- _Work instructions_: Repeat each line of the material below exactly as it appears, minus any pictures.
------------------------------------------------------------------------
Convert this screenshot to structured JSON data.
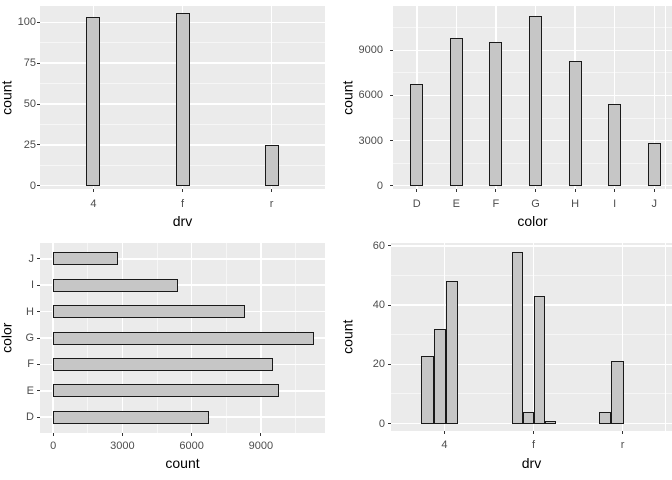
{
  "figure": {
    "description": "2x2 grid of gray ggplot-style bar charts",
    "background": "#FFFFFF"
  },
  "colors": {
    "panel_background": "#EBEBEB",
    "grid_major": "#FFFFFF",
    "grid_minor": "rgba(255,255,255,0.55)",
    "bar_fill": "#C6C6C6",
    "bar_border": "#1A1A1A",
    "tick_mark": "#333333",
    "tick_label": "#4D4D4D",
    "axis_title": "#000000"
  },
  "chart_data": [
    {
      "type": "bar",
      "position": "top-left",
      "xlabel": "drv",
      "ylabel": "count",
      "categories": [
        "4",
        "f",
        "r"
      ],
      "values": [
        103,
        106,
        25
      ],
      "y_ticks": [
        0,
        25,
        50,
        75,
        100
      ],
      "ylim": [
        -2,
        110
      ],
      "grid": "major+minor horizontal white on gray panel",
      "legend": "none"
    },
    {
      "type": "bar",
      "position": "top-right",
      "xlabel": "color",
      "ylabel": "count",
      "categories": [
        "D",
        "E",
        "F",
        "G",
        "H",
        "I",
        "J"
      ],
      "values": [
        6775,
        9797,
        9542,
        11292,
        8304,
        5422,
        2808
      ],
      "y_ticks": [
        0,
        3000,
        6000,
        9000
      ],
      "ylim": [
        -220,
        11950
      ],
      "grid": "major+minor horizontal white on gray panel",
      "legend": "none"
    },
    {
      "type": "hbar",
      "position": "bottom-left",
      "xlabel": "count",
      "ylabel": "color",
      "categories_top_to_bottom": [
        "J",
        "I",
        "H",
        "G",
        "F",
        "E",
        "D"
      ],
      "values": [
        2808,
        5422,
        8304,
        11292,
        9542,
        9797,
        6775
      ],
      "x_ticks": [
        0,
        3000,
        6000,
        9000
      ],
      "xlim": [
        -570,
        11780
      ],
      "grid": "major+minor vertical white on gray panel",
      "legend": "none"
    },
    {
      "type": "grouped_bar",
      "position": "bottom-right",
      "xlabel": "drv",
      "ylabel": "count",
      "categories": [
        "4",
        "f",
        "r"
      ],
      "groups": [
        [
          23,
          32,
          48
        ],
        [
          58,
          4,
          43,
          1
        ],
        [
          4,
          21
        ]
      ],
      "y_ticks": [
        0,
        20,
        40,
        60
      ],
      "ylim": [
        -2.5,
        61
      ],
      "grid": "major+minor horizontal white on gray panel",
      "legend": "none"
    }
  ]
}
------------------------------------------------------------------------
- _Exercise output_:
Convert this screenshot to structured JSON data.
{
  "figure": {
    "description": "2x2 grid of gray ggplot-style bar charts",
    "background": "#FFFFFF"
  },
  "colors": {
    "panel_background": "#EBEBEB",
    "grid_major": "#FFFFFF",
    "grid_minor": "rgba(255,255,255,0.55)",
    "bar_fill": "#C6C6C6",
    "bar_border": "#1A1A1A",
    "tick_mark": "#333333",
    "tick_label": "#4D4D4D",
    "axis_title": "#000000"
  },
  "chart_data": [
    {
      "type": "bar",
      "position": "top-left",
      "xlabel": "drv",
      "ylabel": "count",
      "categories": [
        "4",
        "f",
        "r"
      ],
      "values": [
        103,
        106,
        25
      ],
      "y_ticks": [
        0,
        25,
        50,
        75,
        100
      ],
      "ylim": [
        -2,
        110
      ],
      "grid": "major+minor horizontal white on gray panel",
      "legend": "none"
    },
    {
      "type": "bar",
      "position": "top-right",
      "xlabel": "color",
      "ylabel": "count",
      "categories": [
        "D",
        "E",
        "F",
        "G",
        "H",
        "I",
        "J"
      ],
      "values": [
        6775,
        9797,
        9542,
        11292,
        8304,
        5422,
        2808
      ],
      "y_ticks": [
        0,
        3000,
        6000,
        9000
      ],
      "ylim": [
        -220,
        11950
      ],
      "grid": "major+minor horizontal white on gray panel",
      "legend": "none"
    },
    {
      "type": "hbar",
      "position": "bottom-left",
      "xlabel": "count",
      "ylabel": "color",
      "categories_top_to_bottom": [
        "J",
        "I",
        "H",
        "G",
        "F",
        "E",
        "D"
      ],
      "values": [
        2808,
        5422,
        8304,
        11292,
        9542,
        9797,
        6775
      ],
      "x_ticks": [
        0,
        3000,
        6000,
        9000
      ],
      "xlim": [
        -570,
        11780
      ],
      "grid": "major+minor vertical white on gray panel",
      "legend": "none"
    },
    {
      "type": "grouped_bar",
      "position": "bottom-right",
      "xlabel": "drv",
      "ylabel": "count",
      "categories": [
        "4",
        "f",
        "r"
      ],
      "groups": [
        [
          23,
          32,
          48
        ],
        [
          58,
          4,
          43,
          1
        ],
        [
          4,
          21
        ]
      ],
      "y_ticks": [
        0,
        20,
        40,
        60
      ],
      "ylim": [
        -2.5,
        61
      ],
      "grid": "major+minor horizontal white on gray panel",
      "legend": "none"
    }
  ]
}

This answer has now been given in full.